* **THE EXERCISE**
Pick out each line with the word "approved" from the material that follows.

Data excerpts:
* * *

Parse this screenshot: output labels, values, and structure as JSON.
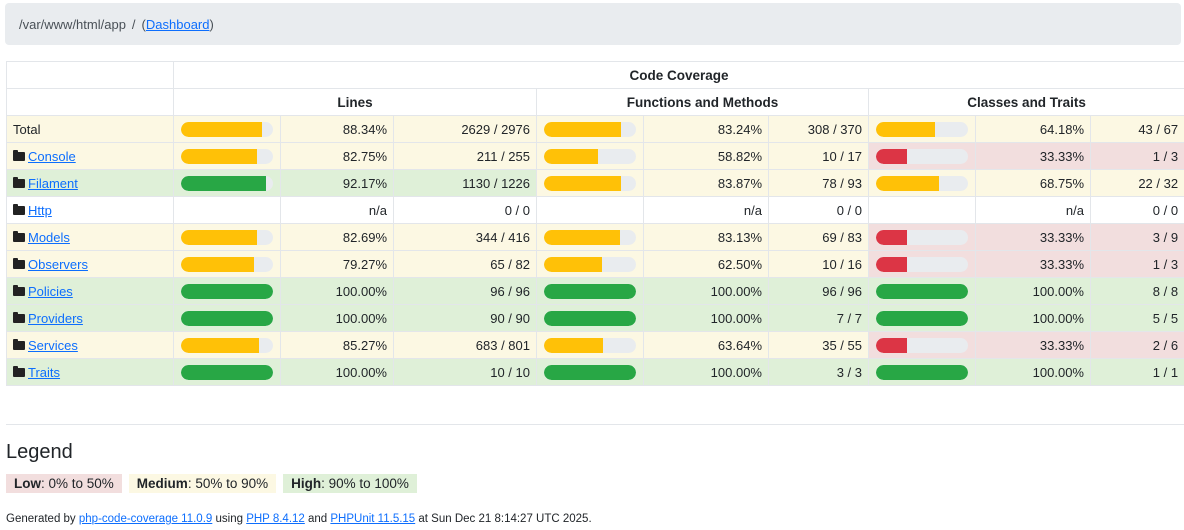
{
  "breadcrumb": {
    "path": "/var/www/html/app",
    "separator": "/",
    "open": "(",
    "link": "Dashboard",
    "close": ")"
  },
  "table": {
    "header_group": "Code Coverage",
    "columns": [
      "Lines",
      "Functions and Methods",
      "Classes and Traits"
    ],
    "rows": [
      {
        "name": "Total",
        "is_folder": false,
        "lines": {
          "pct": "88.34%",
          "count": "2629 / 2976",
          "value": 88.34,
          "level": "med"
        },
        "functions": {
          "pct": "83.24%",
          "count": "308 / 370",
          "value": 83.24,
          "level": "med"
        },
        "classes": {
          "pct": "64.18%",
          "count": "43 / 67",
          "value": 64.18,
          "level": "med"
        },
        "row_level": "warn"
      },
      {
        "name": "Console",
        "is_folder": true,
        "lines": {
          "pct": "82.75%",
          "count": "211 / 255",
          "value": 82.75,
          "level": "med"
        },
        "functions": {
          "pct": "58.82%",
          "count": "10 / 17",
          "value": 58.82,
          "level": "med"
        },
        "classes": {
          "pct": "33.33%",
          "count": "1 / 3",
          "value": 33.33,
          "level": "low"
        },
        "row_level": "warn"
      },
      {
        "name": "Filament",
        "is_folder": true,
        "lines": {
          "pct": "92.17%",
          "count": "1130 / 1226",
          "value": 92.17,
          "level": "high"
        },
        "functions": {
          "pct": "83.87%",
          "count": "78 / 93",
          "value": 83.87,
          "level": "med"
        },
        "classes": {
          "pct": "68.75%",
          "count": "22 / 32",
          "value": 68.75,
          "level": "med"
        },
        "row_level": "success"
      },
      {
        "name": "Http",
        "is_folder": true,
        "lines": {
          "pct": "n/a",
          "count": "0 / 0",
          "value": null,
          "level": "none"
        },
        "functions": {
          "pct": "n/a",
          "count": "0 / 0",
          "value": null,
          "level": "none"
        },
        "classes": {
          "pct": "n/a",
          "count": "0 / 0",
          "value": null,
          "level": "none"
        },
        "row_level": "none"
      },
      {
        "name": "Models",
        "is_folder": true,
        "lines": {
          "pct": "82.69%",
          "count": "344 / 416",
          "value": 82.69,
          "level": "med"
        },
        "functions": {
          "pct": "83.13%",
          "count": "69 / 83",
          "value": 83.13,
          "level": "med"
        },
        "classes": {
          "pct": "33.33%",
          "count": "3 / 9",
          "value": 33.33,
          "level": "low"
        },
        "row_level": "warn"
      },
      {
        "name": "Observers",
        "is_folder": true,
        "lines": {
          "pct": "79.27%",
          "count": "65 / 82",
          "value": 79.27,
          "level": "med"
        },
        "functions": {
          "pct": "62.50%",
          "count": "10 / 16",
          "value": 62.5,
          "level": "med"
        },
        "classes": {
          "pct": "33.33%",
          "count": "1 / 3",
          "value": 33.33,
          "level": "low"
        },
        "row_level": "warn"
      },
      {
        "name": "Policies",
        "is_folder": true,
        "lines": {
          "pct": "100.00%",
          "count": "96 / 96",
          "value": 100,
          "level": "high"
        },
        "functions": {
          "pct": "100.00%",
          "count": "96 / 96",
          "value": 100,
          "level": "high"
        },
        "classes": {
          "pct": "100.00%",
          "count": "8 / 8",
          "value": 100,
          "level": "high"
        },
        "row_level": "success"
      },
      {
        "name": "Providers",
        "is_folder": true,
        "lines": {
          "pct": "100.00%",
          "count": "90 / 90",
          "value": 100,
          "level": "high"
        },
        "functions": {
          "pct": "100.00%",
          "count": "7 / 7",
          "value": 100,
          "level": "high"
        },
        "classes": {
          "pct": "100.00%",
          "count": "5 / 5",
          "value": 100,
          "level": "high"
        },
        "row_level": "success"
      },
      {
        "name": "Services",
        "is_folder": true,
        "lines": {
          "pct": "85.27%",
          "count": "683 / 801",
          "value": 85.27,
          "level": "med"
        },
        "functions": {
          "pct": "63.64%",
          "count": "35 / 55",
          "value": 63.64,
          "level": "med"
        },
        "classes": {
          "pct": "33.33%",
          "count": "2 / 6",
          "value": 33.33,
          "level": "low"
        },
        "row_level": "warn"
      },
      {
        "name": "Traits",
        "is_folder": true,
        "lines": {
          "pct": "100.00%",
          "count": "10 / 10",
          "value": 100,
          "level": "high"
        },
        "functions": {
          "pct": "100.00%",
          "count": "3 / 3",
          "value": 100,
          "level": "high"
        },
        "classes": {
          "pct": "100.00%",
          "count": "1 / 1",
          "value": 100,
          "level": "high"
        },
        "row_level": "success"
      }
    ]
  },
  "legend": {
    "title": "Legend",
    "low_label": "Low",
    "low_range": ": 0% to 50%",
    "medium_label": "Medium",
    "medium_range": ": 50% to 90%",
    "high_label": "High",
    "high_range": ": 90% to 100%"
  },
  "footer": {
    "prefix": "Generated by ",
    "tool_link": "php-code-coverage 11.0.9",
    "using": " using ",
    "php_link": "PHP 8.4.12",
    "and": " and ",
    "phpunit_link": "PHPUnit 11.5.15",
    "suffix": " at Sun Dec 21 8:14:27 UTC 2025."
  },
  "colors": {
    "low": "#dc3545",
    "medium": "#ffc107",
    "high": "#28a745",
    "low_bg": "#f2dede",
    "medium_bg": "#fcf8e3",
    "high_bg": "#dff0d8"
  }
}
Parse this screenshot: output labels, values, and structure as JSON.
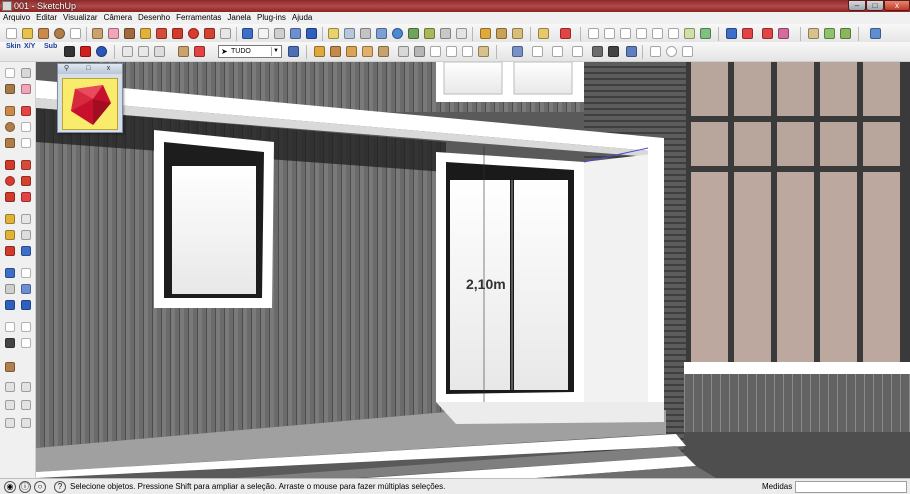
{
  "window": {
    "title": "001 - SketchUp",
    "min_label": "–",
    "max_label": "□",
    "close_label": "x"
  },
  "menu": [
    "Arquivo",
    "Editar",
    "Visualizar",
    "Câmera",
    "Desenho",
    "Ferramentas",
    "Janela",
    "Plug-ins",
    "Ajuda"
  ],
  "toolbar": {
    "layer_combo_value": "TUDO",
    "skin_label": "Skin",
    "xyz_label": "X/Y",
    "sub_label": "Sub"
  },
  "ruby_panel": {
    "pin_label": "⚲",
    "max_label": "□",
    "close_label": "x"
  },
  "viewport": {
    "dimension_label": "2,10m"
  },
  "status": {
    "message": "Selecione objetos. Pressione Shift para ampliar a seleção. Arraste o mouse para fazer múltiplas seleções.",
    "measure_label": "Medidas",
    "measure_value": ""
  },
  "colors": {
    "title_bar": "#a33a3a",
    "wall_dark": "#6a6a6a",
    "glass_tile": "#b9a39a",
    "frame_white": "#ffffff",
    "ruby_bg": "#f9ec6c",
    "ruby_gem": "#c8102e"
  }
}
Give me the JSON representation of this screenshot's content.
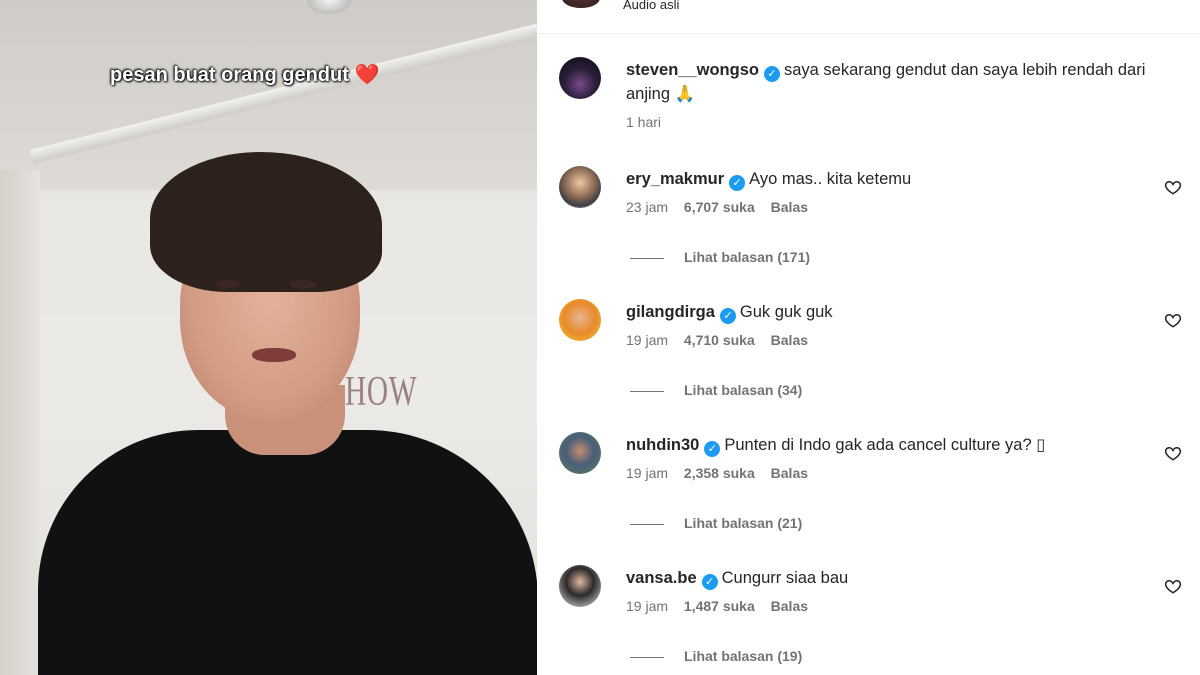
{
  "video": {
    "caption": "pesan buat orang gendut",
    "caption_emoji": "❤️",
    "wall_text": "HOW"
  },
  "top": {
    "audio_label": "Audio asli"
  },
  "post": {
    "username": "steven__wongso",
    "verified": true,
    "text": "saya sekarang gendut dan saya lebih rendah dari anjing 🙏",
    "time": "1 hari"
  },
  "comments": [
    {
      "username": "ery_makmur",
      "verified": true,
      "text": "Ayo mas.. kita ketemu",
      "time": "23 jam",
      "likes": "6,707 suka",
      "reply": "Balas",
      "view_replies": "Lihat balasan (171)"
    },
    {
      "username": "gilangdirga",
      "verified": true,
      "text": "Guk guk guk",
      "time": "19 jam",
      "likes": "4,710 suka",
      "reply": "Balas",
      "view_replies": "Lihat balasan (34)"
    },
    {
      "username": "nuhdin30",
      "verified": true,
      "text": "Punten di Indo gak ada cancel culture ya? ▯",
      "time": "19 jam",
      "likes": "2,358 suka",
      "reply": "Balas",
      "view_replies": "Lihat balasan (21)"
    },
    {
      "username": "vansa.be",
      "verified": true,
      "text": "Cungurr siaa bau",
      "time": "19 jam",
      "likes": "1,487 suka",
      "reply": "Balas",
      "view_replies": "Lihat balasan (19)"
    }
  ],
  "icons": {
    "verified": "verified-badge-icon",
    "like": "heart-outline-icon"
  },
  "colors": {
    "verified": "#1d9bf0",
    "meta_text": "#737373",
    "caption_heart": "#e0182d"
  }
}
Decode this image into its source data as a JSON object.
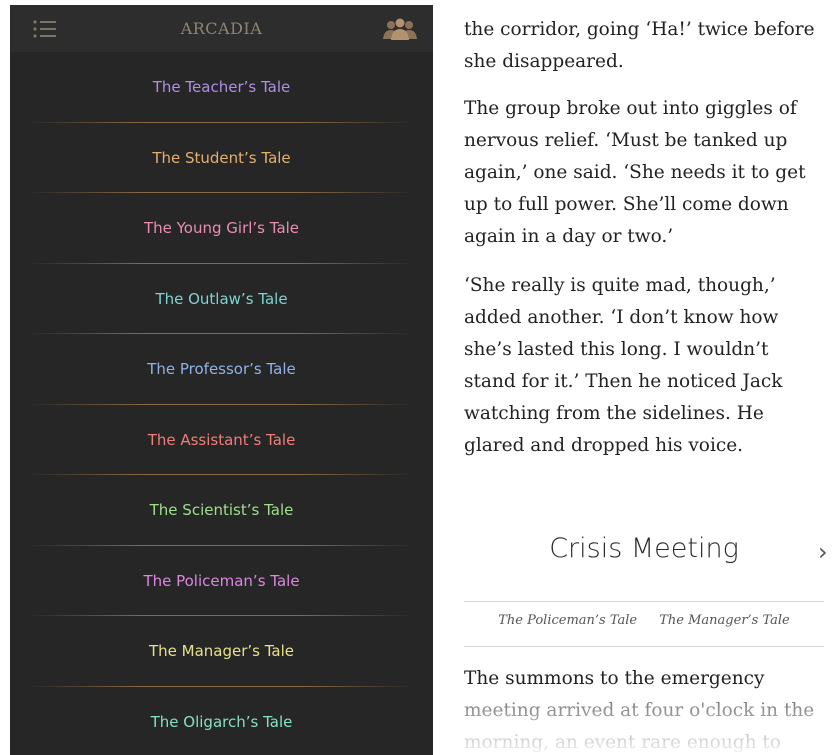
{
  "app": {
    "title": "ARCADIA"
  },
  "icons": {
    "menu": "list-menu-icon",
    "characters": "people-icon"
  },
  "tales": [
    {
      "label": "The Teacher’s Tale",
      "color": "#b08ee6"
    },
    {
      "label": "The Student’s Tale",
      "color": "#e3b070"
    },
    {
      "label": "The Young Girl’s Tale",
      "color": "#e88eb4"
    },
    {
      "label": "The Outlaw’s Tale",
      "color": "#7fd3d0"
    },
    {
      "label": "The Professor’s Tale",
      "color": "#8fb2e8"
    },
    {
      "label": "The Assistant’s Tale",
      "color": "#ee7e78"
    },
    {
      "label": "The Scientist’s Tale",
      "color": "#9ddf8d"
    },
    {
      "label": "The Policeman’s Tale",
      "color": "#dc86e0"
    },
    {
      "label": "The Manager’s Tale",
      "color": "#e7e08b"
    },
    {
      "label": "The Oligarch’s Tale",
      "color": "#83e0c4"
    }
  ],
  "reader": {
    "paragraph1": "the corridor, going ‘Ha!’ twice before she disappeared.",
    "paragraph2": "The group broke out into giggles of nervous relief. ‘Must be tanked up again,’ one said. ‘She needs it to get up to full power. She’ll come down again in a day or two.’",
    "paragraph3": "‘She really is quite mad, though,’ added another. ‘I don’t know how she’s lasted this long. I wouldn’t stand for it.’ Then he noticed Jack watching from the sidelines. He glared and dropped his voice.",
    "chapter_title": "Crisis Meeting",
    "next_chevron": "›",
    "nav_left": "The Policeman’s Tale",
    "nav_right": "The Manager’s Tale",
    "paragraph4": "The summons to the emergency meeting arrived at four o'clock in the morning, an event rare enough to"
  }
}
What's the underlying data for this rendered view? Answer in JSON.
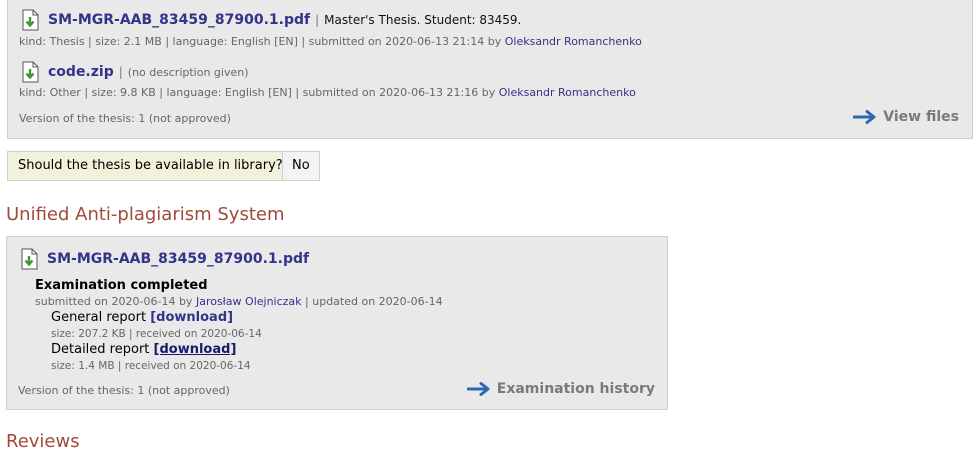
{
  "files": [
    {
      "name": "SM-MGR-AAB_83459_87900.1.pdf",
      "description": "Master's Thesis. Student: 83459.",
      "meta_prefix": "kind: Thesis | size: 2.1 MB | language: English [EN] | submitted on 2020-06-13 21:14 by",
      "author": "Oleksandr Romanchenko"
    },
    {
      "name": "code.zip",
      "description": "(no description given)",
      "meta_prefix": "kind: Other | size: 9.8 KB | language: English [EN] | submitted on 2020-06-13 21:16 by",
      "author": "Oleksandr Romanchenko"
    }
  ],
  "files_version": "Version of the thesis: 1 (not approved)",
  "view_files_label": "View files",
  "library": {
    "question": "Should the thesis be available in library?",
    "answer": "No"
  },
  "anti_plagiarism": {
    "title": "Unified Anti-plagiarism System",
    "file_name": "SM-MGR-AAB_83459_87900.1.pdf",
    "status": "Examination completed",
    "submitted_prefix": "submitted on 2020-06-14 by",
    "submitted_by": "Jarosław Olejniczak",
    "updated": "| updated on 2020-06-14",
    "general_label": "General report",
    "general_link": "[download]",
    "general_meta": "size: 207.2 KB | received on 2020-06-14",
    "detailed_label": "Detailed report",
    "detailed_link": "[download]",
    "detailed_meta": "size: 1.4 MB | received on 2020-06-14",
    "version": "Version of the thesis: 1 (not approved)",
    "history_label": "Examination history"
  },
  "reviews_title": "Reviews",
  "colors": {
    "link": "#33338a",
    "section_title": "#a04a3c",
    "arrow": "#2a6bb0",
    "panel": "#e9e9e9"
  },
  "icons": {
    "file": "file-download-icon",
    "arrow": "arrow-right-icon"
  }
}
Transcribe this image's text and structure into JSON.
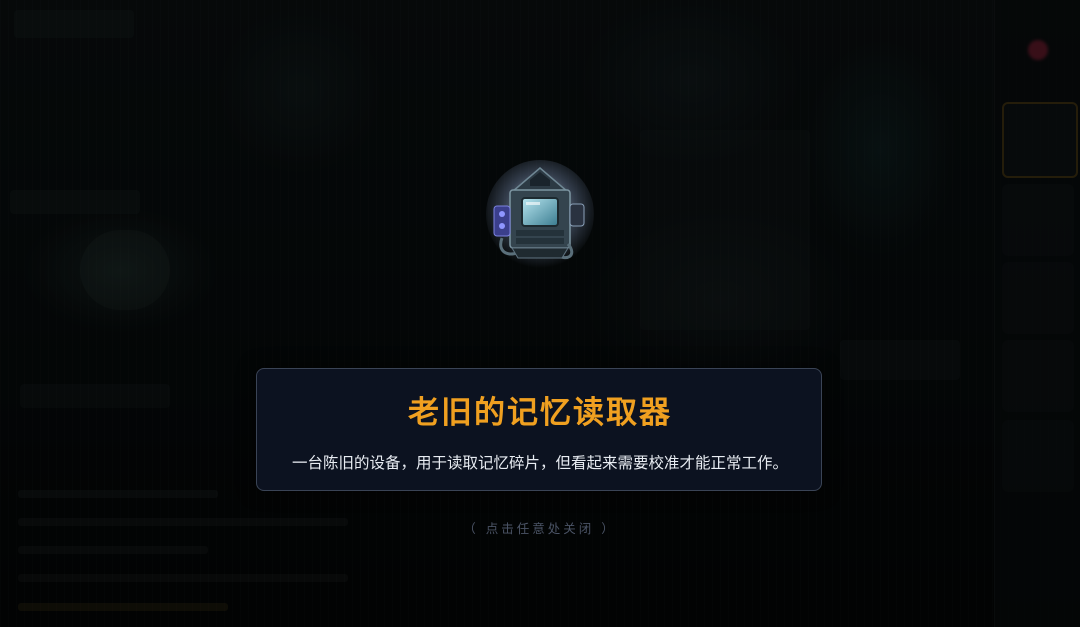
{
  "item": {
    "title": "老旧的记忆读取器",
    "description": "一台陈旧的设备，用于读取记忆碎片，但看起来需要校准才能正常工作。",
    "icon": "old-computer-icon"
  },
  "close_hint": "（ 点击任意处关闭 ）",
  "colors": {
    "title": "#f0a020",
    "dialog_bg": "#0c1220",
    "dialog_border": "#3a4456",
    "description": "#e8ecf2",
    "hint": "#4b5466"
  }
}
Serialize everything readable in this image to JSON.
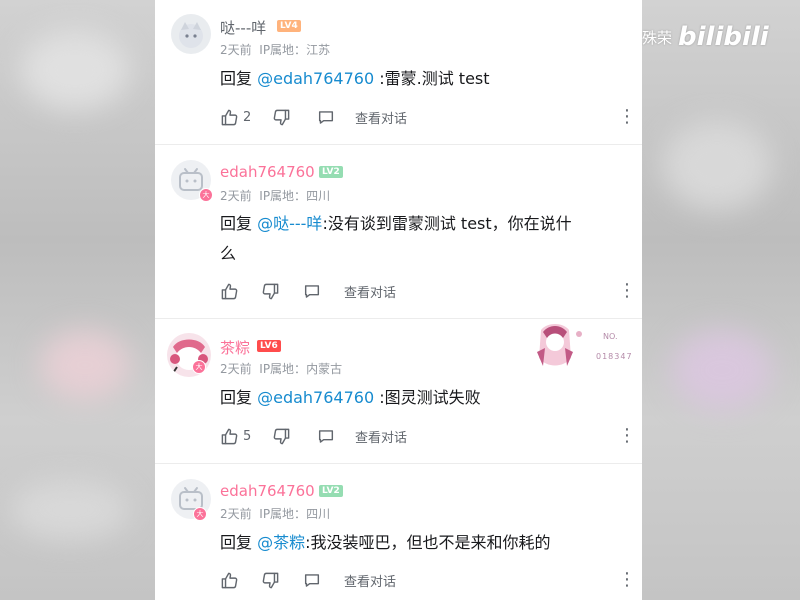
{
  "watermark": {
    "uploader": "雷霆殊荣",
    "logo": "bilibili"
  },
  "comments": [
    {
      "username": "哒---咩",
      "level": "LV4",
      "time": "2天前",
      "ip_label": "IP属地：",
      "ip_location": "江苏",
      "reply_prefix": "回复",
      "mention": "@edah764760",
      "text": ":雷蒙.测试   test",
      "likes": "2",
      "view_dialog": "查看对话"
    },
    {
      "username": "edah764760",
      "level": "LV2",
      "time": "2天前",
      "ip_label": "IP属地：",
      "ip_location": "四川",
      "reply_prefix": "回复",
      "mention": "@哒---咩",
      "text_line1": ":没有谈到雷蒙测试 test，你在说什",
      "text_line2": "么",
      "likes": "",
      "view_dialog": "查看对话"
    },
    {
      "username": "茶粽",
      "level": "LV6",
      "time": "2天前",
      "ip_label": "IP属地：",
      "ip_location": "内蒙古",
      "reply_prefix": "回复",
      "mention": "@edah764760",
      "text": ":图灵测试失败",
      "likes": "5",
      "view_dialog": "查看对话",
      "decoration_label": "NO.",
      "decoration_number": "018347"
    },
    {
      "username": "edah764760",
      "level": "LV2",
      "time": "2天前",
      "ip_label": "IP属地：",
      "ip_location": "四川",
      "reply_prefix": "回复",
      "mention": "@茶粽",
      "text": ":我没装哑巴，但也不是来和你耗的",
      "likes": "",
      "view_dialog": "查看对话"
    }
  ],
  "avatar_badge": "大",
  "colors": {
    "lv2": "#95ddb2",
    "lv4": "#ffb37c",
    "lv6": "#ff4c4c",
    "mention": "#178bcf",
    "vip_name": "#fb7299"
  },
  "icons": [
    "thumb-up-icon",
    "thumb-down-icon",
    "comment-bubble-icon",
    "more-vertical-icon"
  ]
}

* * *

* **PROBLEM SOLUTION**
  "files_version": "Version of the thesis: 1 (not approved)",
    "version": "Version of the thesis: 1 (not approved)",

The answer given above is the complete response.